▶ _Input records_
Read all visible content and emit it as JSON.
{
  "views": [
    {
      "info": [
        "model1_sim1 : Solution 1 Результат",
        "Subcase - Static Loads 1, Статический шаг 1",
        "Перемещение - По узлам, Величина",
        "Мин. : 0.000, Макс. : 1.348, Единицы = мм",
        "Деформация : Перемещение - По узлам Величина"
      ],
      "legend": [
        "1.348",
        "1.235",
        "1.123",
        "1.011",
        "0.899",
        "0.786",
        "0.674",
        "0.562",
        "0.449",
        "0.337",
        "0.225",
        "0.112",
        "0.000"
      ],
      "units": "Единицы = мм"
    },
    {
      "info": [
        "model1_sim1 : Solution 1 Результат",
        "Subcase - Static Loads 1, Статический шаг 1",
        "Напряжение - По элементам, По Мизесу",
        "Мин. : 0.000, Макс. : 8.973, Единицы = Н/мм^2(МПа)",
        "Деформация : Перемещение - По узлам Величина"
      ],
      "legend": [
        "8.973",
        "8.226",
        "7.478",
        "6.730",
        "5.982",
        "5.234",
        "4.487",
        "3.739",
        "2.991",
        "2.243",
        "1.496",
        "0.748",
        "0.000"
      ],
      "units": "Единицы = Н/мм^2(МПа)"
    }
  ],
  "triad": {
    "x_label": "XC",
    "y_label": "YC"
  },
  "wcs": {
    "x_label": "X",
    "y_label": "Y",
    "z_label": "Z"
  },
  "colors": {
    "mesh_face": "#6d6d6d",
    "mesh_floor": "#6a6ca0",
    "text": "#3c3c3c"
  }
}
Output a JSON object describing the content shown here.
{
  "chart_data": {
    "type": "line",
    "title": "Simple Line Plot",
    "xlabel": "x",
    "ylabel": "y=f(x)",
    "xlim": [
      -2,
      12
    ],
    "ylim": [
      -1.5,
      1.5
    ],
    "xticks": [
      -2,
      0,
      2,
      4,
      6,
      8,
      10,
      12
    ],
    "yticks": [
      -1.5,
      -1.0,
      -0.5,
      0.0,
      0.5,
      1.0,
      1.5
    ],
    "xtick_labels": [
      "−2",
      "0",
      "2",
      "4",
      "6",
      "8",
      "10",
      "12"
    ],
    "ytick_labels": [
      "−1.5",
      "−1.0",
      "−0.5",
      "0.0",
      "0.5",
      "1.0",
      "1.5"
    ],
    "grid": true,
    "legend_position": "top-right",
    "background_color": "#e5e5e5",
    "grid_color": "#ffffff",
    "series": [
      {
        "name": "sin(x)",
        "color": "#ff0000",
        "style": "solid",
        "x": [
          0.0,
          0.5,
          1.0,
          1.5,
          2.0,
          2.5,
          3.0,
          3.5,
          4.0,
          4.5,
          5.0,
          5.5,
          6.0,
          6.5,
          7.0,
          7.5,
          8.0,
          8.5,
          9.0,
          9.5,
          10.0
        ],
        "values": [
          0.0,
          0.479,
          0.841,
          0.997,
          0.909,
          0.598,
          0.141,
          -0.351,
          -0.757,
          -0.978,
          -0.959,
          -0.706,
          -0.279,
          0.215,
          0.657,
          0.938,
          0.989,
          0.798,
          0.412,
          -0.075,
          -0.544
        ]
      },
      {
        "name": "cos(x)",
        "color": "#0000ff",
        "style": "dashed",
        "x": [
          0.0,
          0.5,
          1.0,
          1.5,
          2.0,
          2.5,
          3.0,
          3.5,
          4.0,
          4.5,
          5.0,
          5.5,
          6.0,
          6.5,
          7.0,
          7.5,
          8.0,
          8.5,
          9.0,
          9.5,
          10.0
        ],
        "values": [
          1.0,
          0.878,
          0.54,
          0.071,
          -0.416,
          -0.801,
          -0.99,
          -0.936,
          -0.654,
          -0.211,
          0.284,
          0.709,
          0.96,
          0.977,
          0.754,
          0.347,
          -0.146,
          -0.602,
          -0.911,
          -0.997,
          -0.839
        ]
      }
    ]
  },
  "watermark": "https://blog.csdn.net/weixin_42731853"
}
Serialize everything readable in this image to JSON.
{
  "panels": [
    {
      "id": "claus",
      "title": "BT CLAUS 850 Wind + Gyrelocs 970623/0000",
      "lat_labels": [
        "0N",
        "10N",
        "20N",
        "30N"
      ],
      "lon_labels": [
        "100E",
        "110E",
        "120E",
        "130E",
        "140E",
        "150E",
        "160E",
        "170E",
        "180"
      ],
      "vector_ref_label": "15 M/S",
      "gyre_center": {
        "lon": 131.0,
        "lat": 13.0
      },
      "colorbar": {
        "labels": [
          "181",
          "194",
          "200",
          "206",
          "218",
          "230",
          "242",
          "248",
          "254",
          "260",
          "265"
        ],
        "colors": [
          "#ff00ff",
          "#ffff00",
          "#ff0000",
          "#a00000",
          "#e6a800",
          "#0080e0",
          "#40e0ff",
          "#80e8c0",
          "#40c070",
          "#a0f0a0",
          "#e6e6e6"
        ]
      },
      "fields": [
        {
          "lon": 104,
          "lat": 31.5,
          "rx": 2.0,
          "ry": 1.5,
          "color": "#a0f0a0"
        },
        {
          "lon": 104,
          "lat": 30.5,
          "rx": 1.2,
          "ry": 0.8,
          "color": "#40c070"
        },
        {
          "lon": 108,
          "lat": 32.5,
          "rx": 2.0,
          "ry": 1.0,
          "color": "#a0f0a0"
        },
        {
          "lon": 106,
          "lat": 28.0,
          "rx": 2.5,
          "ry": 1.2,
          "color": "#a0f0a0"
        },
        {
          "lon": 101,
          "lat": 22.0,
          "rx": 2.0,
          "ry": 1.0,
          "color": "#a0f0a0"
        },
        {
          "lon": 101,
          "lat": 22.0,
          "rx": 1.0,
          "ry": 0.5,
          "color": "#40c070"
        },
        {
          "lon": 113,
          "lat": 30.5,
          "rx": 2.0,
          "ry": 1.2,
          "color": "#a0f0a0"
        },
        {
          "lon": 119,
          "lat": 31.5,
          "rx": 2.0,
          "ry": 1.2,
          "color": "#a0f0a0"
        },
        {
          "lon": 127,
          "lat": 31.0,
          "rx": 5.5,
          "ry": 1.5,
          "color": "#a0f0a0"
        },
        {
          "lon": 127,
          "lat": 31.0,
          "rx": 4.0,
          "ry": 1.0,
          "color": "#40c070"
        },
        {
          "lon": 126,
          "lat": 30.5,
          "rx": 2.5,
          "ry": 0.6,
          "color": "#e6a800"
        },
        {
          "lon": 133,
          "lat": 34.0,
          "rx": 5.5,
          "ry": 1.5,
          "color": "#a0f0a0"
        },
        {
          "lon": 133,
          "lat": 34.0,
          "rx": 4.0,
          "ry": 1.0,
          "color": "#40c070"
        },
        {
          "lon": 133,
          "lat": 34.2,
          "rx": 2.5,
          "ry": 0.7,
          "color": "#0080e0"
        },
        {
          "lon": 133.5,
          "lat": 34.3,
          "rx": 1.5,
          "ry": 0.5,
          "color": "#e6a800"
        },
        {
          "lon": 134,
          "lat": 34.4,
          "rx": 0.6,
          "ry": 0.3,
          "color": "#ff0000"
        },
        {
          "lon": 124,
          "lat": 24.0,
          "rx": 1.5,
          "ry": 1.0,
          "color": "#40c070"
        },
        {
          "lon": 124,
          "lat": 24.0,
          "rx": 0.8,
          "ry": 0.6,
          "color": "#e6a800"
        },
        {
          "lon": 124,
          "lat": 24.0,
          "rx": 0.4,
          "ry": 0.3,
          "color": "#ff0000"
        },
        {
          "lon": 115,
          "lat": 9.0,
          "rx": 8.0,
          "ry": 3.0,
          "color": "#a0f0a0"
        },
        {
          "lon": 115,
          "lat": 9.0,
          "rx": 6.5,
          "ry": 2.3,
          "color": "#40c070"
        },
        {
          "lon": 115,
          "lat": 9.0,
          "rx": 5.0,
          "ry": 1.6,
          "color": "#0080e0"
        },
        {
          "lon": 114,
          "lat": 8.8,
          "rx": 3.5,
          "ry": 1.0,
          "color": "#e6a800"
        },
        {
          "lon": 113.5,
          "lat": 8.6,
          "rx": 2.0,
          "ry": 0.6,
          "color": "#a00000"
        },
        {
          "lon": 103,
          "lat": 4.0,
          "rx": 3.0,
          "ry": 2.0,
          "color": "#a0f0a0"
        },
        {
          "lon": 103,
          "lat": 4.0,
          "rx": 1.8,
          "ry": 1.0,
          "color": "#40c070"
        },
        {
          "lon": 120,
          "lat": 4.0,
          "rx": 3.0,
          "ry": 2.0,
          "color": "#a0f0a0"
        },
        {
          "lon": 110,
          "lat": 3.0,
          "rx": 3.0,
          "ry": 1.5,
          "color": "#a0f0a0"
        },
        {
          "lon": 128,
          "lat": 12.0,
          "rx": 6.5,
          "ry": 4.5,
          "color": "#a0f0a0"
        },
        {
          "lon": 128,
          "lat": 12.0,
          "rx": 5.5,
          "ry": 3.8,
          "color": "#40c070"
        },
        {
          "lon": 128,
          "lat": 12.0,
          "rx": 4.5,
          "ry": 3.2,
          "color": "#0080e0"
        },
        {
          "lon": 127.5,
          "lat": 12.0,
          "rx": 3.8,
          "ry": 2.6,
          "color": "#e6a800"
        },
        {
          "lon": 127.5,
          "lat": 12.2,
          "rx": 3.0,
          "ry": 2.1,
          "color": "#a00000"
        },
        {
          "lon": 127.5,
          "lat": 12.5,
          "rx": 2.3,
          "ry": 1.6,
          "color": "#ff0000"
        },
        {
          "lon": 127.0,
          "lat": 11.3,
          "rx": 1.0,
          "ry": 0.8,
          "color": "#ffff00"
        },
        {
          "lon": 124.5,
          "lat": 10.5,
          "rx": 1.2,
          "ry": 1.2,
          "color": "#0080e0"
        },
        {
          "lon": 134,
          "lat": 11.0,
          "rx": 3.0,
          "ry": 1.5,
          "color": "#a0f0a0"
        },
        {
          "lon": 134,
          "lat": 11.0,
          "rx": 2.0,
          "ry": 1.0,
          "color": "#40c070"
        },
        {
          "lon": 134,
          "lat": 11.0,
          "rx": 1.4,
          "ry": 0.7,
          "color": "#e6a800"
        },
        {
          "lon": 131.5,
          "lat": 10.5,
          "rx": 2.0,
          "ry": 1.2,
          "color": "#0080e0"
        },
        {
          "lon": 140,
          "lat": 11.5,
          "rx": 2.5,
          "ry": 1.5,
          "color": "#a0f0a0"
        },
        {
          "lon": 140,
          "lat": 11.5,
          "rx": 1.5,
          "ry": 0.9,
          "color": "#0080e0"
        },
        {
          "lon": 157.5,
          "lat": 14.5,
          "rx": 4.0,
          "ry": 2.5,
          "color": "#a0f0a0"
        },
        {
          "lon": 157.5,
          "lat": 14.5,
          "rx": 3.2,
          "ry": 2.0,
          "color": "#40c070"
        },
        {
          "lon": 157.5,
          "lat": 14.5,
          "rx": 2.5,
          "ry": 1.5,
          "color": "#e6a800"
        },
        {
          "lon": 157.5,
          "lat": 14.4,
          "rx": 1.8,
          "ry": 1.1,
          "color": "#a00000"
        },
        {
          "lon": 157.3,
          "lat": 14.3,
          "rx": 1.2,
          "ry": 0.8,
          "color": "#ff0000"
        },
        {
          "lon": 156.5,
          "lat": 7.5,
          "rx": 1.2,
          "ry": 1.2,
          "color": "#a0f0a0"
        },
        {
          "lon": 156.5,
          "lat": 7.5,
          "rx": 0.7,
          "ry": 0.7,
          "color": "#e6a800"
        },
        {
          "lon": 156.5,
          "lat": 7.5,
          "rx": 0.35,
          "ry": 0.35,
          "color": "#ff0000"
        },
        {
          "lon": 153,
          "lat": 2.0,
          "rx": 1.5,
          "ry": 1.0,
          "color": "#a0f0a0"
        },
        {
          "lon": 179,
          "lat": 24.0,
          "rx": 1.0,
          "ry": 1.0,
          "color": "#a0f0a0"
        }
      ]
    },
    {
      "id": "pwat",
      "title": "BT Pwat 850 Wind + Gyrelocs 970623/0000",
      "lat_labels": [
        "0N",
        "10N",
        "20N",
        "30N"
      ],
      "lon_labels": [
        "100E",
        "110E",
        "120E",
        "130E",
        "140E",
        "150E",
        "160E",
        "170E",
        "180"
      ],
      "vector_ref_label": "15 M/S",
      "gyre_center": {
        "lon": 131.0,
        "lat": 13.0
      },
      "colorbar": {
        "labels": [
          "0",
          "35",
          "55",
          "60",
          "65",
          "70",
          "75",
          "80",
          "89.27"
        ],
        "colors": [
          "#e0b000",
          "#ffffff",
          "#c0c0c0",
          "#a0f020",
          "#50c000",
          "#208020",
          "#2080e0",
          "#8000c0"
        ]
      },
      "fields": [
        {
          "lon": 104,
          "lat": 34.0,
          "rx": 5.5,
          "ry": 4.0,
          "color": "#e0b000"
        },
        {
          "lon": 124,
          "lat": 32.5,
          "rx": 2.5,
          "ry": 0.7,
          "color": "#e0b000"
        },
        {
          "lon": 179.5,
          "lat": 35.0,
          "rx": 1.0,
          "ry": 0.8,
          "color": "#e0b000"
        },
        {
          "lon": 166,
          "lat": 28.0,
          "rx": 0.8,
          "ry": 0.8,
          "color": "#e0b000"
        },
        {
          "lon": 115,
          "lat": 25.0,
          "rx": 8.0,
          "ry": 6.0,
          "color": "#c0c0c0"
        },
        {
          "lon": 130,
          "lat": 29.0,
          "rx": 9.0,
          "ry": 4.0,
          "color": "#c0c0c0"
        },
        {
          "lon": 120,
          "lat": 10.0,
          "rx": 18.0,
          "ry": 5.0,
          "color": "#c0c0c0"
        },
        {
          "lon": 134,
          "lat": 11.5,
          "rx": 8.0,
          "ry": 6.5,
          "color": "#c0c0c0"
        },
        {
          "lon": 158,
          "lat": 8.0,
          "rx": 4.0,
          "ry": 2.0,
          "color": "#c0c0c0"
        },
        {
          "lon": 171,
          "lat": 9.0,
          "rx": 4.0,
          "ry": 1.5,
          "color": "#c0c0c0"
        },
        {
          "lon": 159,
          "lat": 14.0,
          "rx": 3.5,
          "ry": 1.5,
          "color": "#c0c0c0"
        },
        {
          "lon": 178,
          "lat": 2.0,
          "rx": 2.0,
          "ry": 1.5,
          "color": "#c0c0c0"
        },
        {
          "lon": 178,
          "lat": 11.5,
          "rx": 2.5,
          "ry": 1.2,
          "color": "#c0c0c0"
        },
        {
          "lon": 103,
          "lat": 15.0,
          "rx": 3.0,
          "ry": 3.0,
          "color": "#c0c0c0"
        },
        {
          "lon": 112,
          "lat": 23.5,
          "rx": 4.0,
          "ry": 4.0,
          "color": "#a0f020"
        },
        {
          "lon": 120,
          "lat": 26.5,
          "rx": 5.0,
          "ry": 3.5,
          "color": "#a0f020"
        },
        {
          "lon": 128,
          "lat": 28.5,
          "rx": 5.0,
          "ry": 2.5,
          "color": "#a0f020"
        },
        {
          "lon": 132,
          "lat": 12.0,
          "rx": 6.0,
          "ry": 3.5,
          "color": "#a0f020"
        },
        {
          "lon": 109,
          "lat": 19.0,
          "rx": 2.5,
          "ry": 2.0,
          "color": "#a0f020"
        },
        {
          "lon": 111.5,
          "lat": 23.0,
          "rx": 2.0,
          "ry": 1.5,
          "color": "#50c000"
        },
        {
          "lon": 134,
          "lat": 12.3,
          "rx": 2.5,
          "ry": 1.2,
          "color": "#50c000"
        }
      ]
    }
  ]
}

▶ _Instruction_
Only a number is needed: how many lines of the material above contain "content"?

▶ _Result of this task_
2